Supplied entries
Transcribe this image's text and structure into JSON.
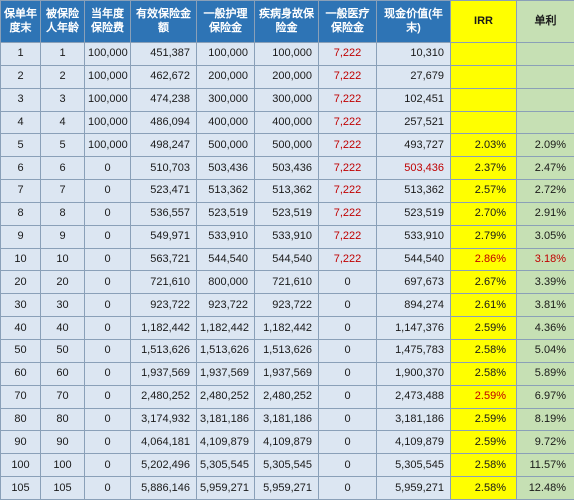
{
  "columns": [
    "保单年度末",
    "被保险人年龄",
    "当年度保险费",
    "有效保险金额",
    "一般护理保险金",
    "疾病身故保险金",
    "一般医疗保险金",
    "现金价值(年末)",
    "IRR",
    "单利"
  ],
  "colors": {
    "header_blue": "#2e74b5",
    "body_blue": "#dce6f2",
    "irr_yellow": "#ffff00",
    "simple_green": "#c6e0b4",
    "highlight_red": "#c00000"
  },
  "rows": [
    {
      "year": "1",
      "age": "1",
      "premium": "100,000",
      "sum_insured": "451,387",
      "nursing": "100,000",
      "death": "100,000",
      "medical": "7,222",
      "cash_value": "10,310",
      "irr": "",
      "simple": ""
    },
    {
      "year": "2",
      "age": "2",
      "premium": "100,000",
      "sum_insured": "462,672",
      "nursing": "200,000",
      "death": "200,000",
      "medical": "7,222",
      "cash_value": "27,679",
      "irr": "",
      "simple": ""
    },
    {
      "year": "3",
      "age": "3",
      "premium": "100,000",
      "sum_insured": "474,238",
      "nursing": "300,000",
      "death": "300,000",
      "medical": "7,222",
      "cash_value": "102,451",
      "irr": "",
      "simple": ""
    },
    {
      "year": "4",
      "age": "4",
      "premium": "100,000",
      "sum_insured": "486,094",
      "nursing": "400,000",
      "death": "400,000",
      "medical": "7,222",
      "cash_value": "257,521",
      "irr": "",
      "simple": ""
    },
    {
      "year": "5",
      "age": "5",
      "premium": "100,000",
      "sum_insured": "498,247",
      "nursing": "500,000",
      "death": "500,000",
      "medical": "7,222",
      "cash_value": "493,727",
      "irr": "2.03%",
      "simple": "2.09%"
    },
    {
      "year": "6",
      "age": "6",
      "premium": "0",
      "sum_insured": "510,703",
      "nursing": "503,436",
      "death": "503,436",
      "medical": "7,222",
      "cash_value": "503,436",
      "irr": "2.37%",
      "simple": "2.47%",
      "cash_red": true
    },
    {
      "year": "7",
      "age": "7",
      "premium": "0",
      "sum_insured": "523,471",
      "nursing": "513,362",
      "death": "513,362",
      "medical": "7,222",
      "cash_value": "513,362",
      "irr": "2.57%",
      "simple": "2.72%"
    },
    {
      "year": "8",
      "age": "8",
      "premium": "0",
      "sum_insured": "536,557",
      "nursing": "523,519",
      "death": "523,519",
      "medical": "7,222",
      "cash_value": "523,519",
      "irr": "2.70%",
      "simple": "2.91%"
    },
    {
      "year": "9",
      "age": "9",
      "premium": "0",
      "sum_insured": "549,971",
      "nursing": "533,910",
      "death": "533,910",
      "medical": "7,222",
      "cash_value": "533,910",
      "irr": "2.79%",
      "simple": "3.05%"
    },
    {
      "year": "10",
      "age": "10",
      "premium": "0",
      "sum_insured": "563,721",
      "nursing": "544,540",
      "death": "544,540",
      "medical": "7,222",
      "cash_value": "544,540",
      "irr": "2.86%",
      "simple": "3.18%",
      "irr_red": true,
      "simple_red": true
    },
    {
      "year": "20",
      "age": "20",
      "premium": "0",
      "sum_insured": "721,610",
      "nursing": "800,000",
      "death": "721,610",
      "medical": "0",
      "cash_value": "697,673",
      "irr": "2.67%",
      "simple": "3.39%"
    },
    {
      "year": "30",
      "age": "30",
      "premium": "0",
      "sum_insured": "923,722",
      "nursing": "923,722",
      "death": "923,722",
      "medical": "0",
      "cash_value": "894,274",
      "irr": "2.61%",
      "simple": "3.81%"
    },
    {
      "year": "40",
      "age": "40",
      "premium": "0",
      "sum_insured": "1,182,442",
      "nursing": "1,182,442",
      "death": "1,182,442",
      "medical": "0",
      "cash_value": "1,147,376",
      "irr": "2.59%",
      "simple": "4.36%"
    },
    {
      "year": "50",
      "age": "50",
      "premium": "0",
      "sum_insured": "1,513,626",
      "nursing": "1,513,626",
      "death": "1,513,626",
      "medical": "0",
      "cash_value": "1,475,783",
      "irr": "2.58%",
      "simple": "5.04%"
    },
    {
      "year": "60",
      "age": "60",
      "premium": "0",
      "sum_insured": "1,937,569",
      "nursing": "1,937,569",
      "death": "1,937,569",
      "medical": "0",
      "cash_value": "1,900,370",
      "irr": "2.58%",
      "simple": "5.89%"
    },
    {
      "year": "70",
      "age": "70",
      "premium": "0",
      "sum_insured": "2,480,252",
      "nursing": "2,480,252",
      "death": "2,480,252",
      "medical": "0",
      "cash_value": "2,473,488",
      "irr": "2.59%",
      "simple": "6.97%",
      "irr_red": true
    },
    {
      "year": "80",
      "age": "80",
      "premium": "0",
      "sum_insured": "3,174,932",
      "nursing": "3,181,186",
      "death": "3,181,186",
      "medical": "0",
      "cash_value": "3,181,186",
      "irr": "2.59%",
      "simple": "8.19%"
    },
    {
      "year": "90",
      "age": "90",
      "premium": "0",
      "sum_insured": "4,064,181",
      "nursing": "4,109,879",
      "death": "4,109,879",
      "medical": "0",
      "cash_value": "4,109,879",
      "irr": "2.59%",
      "simple": "9.72%"
    },
    {
      "year": "100",
      "age": "100",
      "premium": "0",
      "sum_insured": "5,202,496",
      "nursing": "5,305,545",
      "death": "5,305,545",
      "medical": "0",
      "cash_value": "5,305,545",
      "irr": "2.58%",
      "simple": "11.57%"
    },
    {
      "year": "105",
      "age": "105",
      "premium": "0",
      "sum_insured": "5,886,146",
      "nursing": "5,959,271",
      "death": "5,959,271",
      "medical": "0",
      "cash_value": "5,959,271",
      "irr": "2.58%",
      "simple": "12.48%"
    }
  ]
}
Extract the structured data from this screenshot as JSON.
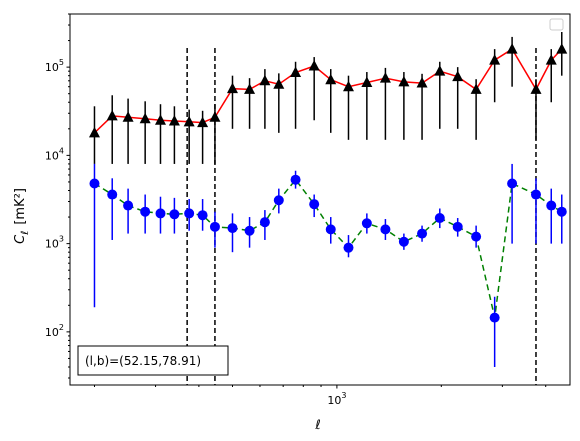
{
  "chart_data": {
    "type": "scatter",
    "xlabel": "ℓ",
    "ylabel_main": "C",
    "ylabel_sub": "ℓ",
    "ylabel_unit": "[mK²]",
    "x_scale": "log",
    "y_scale": "log",
    "xlim": [
      170,
      4700
    ],
    "ylim": [
      25,
      400000
    ],
    "x_tick_labels": [
      {
        "value": 1000,
        "base": "10",
        "exp": "3"
      }
    ],
    "y_tick_labels": [
      {
        "value": 100,
        "base": "10",
        "exp": "2"
      },
      {
        "value": 1000,
        "base": "10",
        "exp": "3"
      },
      {
        "value": 10000,
        "base": "10",
        "exp": "4"
      },
      {
        "value": 100000,
        "base": "10",
        "exp": "5"
      }
    ],
    "vlines": [
      370,
      445,
      3750
    ],
    "legend": {
      "position": "upper right",
      "entries": []
    },
    "annotation": "(l,b)=(52.15,78.91)",
    "series": [
      {
        "marker": "triangle",
        "color": "#000000",
        "line_color": "#ff0000",
        "line_style": "solid",
        "x": [
          200,
          225,
          250,
          280,
          310,
          340,
          375,
          410,
          445,
          500,
          560,
          620,
          680,
          760,
          860,
          960,
          1080,
          1220,
          1380,
          1560,
          1760,
          1980,
          2230,
          2520,
          2850,
          3200,
          3750,
          4150,
          4450
        ],
        "y": [
          18000,
          28000,
          27000,
          26000,
          25000,
          24500,
          24000,
          23500,
          27000,
          57000,
          56000,
          70000,
          64000,
          87000,
          103000,
          72000,
          60000,
          67000,
          75000,
          68000,
          66000,
          90000,
          78000,
          56000,
          120000,
          160000,
          56000,
          120000,
          160000
        ],
        "err_low": [
          8000,
          8000,
          8000,
          8000,
          8000,
          8000,
          8000,
          8000,
          8000,
          20000,
          20000,
          20000,
          18000,
          20000,
          25000,
          18000,
          15000,
          15000,
          15000,
          15000,
          15000,
          20000,
          20000,
          15000,
          40000,
          60000,
          15000,
          40000,
          80000
        ],
        "err_high": [
          36000,
          48000,
          44000,
          41000,
          38000,
          36000,
          33000,
          32000,
          38000,
          80000,
          75000,
          95000,
          85000,
          115000,
          130000,
          95000,
          80000,
          88000,
          98000,
          88000,
          84000,
          115000,
          100000,
          73000,
          160000,
          220000,
          73000,
          160000,
          250000
        ]
      },
      {
        "marker": "circle",
        "color": "#0000ff",
        "line_color": "#008000",
        "line_style": "dashed",
        "x": [
          200,
          225,
          250,
          280,
          310,
          340,
          375,
          410,
          445,
          500,
          560,
          620,
          680,
          760,
          860,
          960,
          1080,
          1220,
          1380,
          1560,
          1760,
          1980,
          2230,
          2520,
          2850,
          3200,
          3750,
          4150,
          4450
        ],
        "y": [
          4800,
          3600,
          2700,
          2300,
          2200,
          2150,
          2200,
          2100,
          1550,
          1500,
          1400,
          1750,
          3100,
          5300,
          2800,
          1450,
          900,
          1700,
          1450,
          1050,
          1300,
          1950,
          1550,
          1200,
          145,
          4800,
          3600,
          2700,
          2300
        ],
        "err_low": [
          190,
          1100,
          1300,
          1300,
          1300,
          1300,
          1400,
          1400,
          900,
          800,
          900,
          1100,
          2200,
          4200,
          2000,
          1000,
          700,
          1300,
          1100,
          850,
          1050,
          1500,
          1200,
          900,
          40,
          1000,
          1000,
          1000,
          1000
        ],
        "err_high": [
          8000,
          5500,
          4200,
          3600,
          3400,
          3300,
          3200,
          3200,
          2300,
          2200,
          2000,
          2400,
          4200,
          6700,
          3600,
          2000,
          1250,
          2200,
          1900,
          1300,
          1600,
          2500,
          1950,
          1600,
          250,
          8000,
          5500,
          4200,
          3600
        ]
      }
    ]
  }
}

Exercise aim
Read through the entries and copy each line in which "this" appears.

Completed exercise
Transcribe this image's text and structure into JSON.
Extract the structured data from this screenshot as JSON.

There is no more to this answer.